# Instructions to follow
From the listing below, extract each line containing the string "drugim".

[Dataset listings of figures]
= = = =

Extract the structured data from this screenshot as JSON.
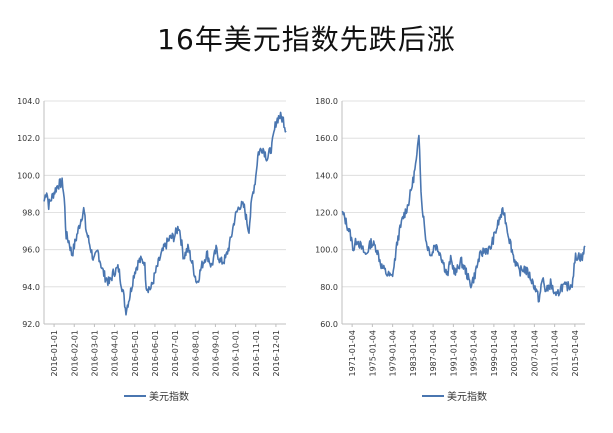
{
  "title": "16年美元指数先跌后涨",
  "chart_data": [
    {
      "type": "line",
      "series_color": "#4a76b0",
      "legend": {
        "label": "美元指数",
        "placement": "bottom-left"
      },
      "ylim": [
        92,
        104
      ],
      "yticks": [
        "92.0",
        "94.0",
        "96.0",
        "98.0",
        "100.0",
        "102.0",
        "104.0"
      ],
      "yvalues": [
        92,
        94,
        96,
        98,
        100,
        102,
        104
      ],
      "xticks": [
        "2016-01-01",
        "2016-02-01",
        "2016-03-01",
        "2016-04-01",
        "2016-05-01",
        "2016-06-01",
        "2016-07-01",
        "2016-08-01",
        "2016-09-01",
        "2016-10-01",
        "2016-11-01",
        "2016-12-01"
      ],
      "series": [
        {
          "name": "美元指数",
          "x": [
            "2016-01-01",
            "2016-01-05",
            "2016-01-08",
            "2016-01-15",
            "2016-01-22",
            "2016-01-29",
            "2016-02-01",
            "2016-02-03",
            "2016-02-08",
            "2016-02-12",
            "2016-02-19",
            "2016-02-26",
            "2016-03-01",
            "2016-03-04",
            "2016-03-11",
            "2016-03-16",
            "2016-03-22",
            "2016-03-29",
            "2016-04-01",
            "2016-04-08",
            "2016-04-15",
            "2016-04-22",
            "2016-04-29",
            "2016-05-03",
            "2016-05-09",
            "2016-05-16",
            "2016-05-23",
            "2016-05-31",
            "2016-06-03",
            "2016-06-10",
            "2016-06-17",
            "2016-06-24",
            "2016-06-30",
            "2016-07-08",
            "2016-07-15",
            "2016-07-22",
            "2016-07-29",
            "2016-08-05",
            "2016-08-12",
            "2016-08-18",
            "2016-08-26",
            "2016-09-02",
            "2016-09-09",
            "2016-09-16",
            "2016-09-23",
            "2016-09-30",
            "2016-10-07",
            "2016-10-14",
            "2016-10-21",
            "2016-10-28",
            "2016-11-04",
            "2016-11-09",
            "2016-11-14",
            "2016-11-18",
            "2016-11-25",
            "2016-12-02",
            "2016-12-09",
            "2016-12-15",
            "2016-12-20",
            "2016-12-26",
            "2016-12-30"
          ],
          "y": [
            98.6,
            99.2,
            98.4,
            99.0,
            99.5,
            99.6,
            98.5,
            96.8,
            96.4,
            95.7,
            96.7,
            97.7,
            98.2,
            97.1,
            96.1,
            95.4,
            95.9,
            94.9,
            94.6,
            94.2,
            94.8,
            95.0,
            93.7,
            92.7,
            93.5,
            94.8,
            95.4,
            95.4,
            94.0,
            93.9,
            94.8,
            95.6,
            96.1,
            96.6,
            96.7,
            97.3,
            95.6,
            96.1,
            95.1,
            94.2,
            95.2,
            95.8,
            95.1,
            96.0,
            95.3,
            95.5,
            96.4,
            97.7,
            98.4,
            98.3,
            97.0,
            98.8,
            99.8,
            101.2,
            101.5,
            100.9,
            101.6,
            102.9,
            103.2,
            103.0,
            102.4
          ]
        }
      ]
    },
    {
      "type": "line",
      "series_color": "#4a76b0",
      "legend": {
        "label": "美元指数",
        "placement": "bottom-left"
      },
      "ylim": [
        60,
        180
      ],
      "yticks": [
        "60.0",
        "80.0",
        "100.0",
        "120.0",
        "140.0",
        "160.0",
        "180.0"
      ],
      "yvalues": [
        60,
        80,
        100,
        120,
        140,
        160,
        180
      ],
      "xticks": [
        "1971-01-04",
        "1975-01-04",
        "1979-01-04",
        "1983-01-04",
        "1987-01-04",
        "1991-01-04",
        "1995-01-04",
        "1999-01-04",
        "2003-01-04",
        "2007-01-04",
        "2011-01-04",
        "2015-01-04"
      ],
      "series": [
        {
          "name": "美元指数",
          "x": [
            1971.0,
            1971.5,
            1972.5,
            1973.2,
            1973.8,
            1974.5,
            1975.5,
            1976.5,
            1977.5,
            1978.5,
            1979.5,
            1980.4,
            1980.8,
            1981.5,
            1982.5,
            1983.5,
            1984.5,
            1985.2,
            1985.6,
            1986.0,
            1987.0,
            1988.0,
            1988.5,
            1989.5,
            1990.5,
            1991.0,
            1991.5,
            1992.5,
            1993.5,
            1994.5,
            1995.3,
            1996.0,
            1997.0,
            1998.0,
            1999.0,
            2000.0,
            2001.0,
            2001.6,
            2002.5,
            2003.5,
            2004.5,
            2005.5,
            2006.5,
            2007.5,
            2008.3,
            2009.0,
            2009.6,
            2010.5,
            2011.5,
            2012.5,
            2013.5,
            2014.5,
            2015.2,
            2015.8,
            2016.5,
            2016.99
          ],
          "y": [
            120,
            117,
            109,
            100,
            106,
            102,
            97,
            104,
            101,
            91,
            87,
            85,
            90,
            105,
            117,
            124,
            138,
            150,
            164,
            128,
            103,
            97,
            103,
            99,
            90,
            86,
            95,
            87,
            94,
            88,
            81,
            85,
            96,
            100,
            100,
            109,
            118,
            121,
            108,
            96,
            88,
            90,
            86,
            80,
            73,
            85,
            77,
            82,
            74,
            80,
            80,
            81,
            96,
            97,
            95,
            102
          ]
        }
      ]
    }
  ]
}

= = = =

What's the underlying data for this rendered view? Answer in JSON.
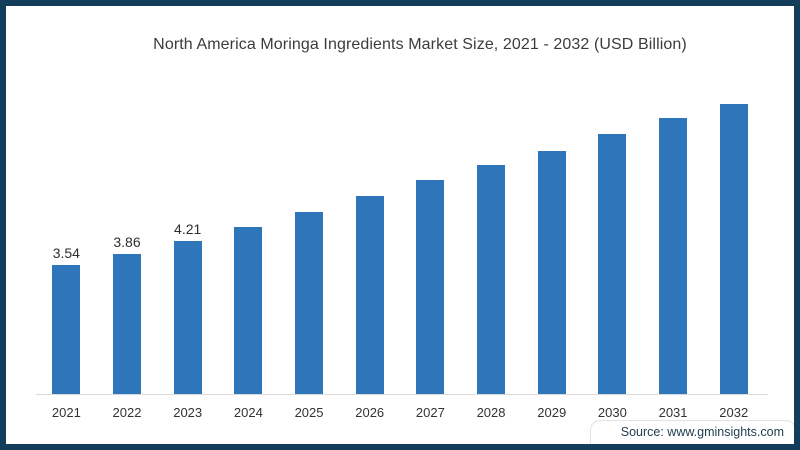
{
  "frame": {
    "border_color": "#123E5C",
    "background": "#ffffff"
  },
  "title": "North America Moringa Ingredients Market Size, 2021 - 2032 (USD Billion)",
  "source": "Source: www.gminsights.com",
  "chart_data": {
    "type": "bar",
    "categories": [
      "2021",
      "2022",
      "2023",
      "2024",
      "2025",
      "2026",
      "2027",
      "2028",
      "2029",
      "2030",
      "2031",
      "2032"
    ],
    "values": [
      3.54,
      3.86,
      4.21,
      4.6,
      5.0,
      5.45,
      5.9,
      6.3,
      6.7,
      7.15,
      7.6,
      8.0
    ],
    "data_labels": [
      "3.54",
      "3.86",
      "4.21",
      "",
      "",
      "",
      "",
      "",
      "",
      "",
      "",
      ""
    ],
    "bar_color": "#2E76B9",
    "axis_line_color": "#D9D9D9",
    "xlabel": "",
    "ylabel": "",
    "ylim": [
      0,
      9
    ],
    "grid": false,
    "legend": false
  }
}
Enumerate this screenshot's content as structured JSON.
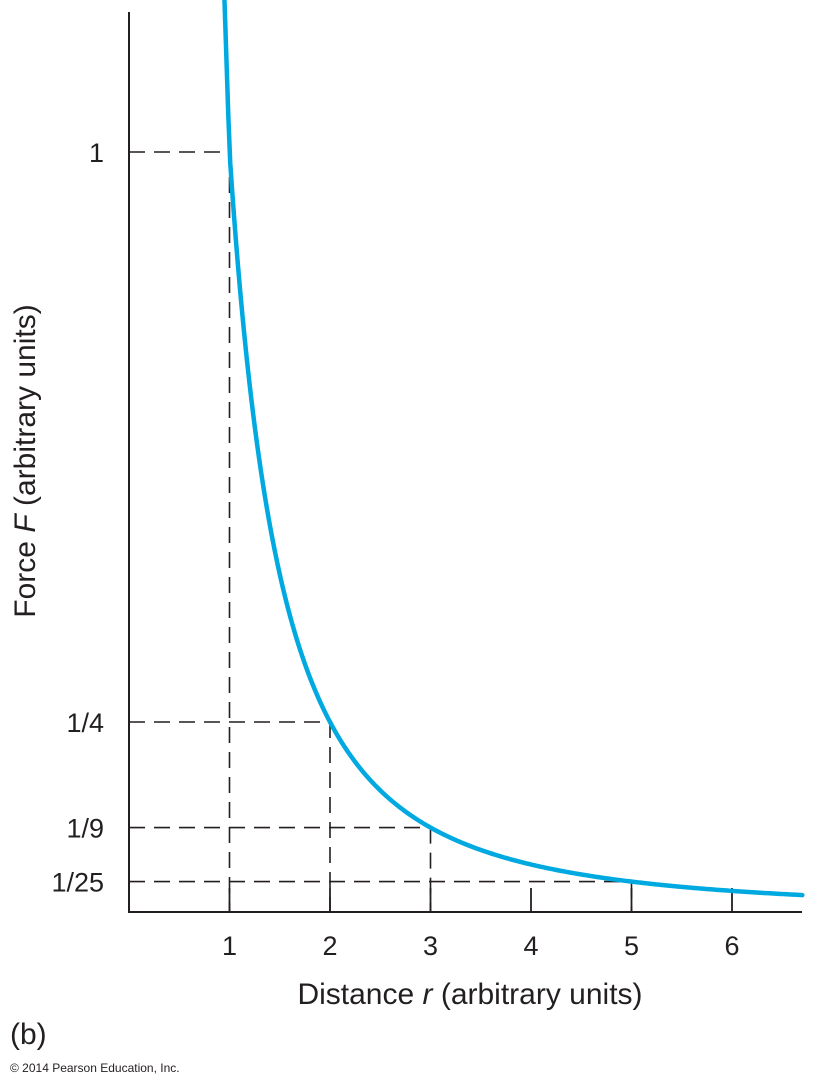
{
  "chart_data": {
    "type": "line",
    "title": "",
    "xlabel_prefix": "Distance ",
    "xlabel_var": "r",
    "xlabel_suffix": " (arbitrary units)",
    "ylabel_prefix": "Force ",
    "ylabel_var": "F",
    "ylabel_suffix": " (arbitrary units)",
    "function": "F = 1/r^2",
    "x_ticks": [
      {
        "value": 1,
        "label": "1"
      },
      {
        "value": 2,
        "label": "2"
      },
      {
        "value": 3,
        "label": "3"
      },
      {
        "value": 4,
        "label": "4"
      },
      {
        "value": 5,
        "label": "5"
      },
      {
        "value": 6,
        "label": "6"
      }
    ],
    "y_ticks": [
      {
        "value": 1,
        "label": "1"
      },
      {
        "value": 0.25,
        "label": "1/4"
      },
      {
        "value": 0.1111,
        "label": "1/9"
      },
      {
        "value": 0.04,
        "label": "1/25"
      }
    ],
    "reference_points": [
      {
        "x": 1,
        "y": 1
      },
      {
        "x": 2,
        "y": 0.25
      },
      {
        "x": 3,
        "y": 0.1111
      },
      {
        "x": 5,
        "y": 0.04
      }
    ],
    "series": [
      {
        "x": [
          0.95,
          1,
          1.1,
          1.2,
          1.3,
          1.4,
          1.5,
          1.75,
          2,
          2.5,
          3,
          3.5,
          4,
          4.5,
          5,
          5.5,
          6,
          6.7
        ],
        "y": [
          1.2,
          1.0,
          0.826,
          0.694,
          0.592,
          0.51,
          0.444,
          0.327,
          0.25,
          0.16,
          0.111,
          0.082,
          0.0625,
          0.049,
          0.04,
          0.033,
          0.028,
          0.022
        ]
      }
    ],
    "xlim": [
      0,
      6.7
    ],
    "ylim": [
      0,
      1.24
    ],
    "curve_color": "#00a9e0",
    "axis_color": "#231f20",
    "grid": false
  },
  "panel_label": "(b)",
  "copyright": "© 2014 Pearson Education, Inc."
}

= = = =

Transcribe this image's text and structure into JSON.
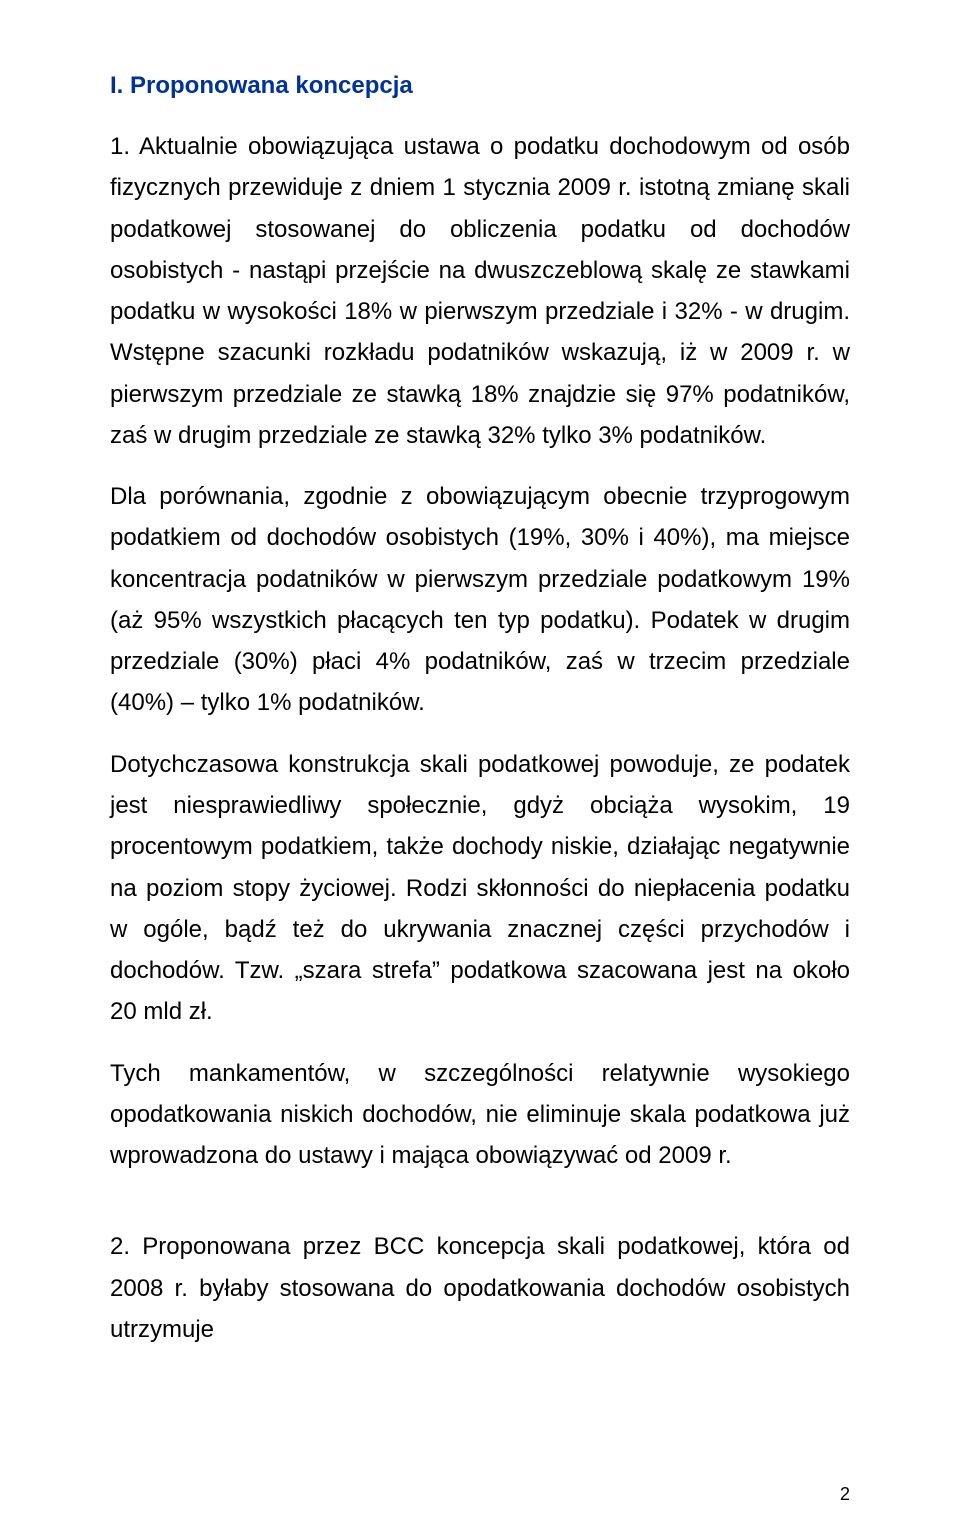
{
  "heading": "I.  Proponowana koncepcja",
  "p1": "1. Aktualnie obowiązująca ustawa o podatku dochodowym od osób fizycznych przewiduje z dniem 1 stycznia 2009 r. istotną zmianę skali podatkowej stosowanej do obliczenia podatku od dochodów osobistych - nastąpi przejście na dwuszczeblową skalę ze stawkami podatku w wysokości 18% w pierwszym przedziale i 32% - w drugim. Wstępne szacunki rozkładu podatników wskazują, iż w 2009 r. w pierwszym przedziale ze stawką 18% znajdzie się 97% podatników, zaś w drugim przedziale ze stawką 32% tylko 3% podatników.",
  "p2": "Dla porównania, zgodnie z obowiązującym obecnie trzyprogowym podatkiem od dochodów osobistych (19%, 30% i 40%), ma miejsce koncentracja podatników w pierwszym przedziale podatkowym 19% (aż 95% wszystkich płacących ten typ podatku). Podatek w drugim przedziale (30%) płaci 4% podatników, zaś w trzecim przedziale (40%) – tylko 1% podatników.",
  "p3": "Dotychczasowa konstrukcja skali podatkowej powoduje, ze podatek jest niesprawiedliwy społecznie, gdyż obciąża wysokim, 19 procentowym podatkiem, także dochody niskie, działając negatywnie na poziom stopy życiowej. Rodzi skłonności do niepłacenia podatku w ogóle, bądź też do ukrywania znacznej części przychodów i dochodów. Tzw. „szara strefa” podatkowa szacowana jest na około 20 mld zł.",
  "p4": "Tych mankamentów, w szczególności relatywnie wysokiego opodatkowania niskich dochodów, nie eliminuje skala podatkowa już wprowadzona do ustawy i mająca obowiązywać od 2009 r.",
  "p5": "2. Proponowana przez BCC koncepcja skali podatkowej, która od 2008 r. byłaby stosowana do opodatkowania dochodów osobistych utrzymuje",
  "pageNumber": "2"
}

= = = =

# Answer to the exercise
  "p1": "1. Aktualnie obowiązująca ustawa o podatku dochodowym od osób fizycznych przewiduje z dniem 1 stycznia 2009 r. istotną zmianę skali podatkowej stosowanej do obliczenia podatku od dochodów osobistych - nastąpi przejście na dwuszczeblową skalę ze stawkami podatku w wysokości 18% w pierwszym przedziale i 32% - w drugim. Wstępne szacunki rozkładu podatników wskazują, iż w 2009 r. w pierwszym przedziale ze stawką 18% znajdzie się 97% podatników, zaś w drugim przedziale ze stawką 32% tylko 3% podatników.",
  "p2": "Dla porównania, zgodnie z obowiązującym obecnie trzyprogowym podatkiem od dochodów osobistych (19%, 30% i 40%), ma miejsce koncentracja podatników w pierwszym przedziale podatkowym 19% (aż 95% wszystkich płacących ten typ podatku). Podatek w drugim przedziale (30%) płaci 4% podatników, zaś w trzecim przedziale (40%) – tylko 1% podatników.",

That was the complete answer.